_To be done:_ Convert the lines from the one containing "Where is each element in this 750" through the one containing "Text: 20: 20 [184, 537, 206, 555]" into a numbered list, omitting any blank lines.

[Data listing]
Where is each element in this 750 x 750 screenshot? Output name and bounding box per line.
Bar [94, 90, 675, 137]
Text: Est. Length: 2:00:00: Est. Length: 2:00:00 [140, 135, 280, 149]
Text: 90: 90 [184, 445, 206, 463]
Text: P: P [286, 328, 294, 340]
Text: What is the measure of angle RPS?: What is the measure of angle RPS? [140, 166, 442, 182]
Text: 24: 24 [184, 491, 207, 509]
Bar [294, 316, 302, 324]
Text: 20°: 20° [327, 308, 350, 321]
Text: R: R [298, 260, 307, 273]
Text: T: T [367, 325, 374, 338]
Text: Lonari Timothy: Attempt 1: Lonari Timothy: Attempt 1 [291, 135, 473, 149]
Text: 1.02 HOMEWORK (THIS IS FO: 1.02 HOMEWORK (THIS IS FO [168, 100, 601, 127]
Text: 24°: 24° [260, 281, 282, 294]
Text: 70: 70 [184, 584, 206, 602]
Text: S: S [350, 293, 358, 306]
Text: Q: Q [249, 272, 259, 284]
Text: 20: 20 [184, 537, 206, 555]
--
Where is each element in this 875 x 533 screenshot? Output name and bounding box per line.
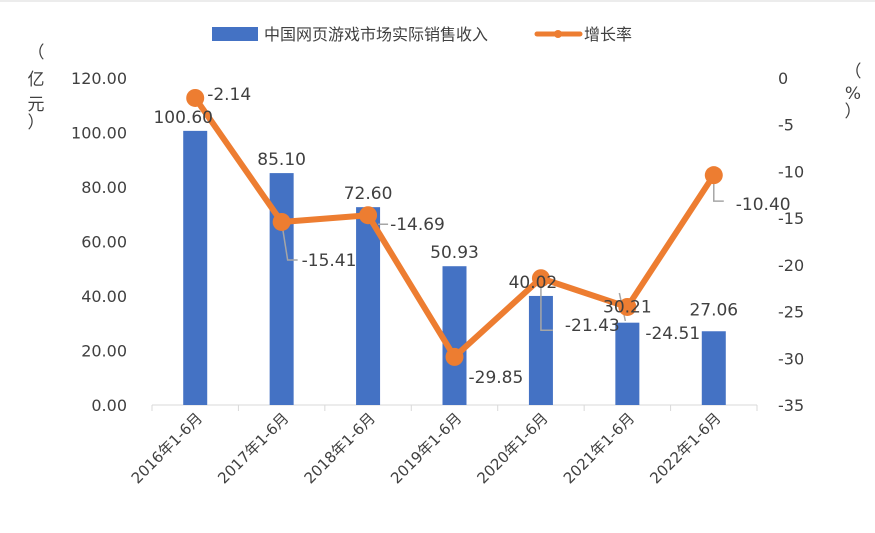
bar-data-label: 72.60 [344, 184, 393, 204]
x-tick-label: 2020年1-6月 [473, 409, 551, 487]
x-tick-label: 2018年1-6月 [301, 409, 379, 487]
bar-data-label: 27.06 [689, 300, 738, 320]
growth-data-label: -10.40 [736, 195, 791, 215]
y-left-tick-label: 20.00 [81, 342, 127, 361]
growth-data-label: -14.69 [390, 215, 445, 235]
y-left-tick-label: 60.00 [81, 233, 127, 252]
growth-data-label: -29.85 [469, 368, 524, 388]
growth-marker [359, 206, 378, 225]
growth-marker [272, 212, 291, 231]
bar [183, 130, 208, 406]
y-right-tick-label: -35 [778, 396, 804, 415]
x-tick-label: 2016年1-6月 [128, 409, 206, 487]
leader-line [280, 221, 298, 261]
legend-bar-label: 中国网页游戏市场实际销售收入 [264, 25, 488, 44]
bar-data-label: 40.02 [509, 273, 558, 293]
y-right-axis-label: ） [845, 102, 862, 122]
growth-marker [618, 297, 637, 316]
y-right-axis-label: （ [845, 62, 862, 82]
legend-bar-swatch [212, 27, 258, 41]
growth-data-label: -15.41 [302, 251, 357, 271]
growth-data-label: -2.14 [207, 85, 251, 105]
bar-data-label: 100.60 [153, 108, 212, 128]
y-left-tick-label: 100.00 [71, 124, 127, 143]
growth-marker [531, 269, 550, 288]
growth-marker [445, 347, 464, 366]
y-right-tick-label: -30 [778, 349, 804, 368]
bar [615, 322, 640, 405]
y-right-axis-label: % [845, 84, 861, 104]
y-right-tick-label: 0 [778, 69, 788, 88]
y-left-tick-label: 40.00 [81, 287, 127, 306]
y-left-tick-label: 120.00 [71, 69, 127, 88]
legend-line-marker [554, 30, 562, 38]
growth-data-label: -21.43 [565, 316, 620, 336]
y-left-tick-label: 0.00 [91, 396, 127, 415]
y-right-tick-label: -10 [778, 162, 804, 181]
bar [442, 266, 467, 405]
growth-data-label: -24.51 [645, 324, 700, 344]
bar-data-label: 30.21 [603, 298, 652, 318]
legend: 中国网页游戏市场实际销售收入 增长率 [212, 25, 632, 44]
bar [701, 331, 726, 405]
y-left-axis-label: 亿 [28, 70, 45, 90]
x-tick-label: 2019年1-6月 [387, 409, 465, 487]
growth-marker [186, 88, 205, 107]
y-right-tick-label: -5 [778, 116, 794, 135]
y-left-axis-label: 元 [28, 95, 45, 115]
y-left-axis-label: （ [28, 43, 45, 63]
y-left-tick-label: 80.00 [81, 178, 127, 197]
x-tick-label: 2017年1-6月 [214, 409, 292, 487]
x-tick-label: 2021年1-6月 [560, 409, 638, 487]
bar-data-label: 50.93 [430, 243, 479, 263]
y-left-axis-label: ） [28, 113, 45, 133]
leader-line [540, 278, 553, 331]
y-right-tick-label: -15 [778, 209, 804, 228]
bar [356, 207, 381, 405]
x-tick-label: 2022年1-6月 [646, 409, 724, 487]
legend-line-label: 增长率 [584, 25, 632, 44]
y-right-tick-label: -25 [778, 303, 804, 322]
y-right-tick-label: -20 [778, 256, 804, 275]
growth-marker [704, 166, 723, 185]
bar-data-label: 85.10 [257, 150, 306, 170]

_Final answer:_
1. Where is each element in this 750 x 750 screenshot? Output name and bounding box per line.
2. Bar [94, 90, 675, 137]
3. Text: Est. Length: 2:00:00: Est. Length: 2:00:00 [140, 135, 280, 149]
4. Text: 90: 90 [184, 445, 206, 463]
5. Text: P: P [286, 328, 294, 340]
6. Text: What is the measure of angle RPS?: What is the measure of angle RPS? [140, 166, 442, 182]
7. Text: 24: 24 [184, 491, 207, 509]
8. Bar [294, 316, 302, 324]
9. Text: 20°: 20° [327, 308, 350, 321]
10. Text: R: R [298, 260, 307, 273]
11. Text: T: T [367, 325, 374, 338]
12. Text: Lonari Timothy: Attempt 1: Lonari Timothy: Attempt 1 [291, 135, 473, 149]
13. Text: 1.02 HOMEWORK (THIS IS FO: 1.02 HOMEWORK (THIS IS FO [168, 100, 601, 127]
14. Text: 24°: 24° [260, 281, 282, 294]
15. Text: 70: 70 [184, 584, 206, 602]
16. Text: S: S [350, 293, 358, 306]
17. Text: Q: Q [249, 272, 259, 284]
18. Text: 20: 20 [184, 537, 206, 555]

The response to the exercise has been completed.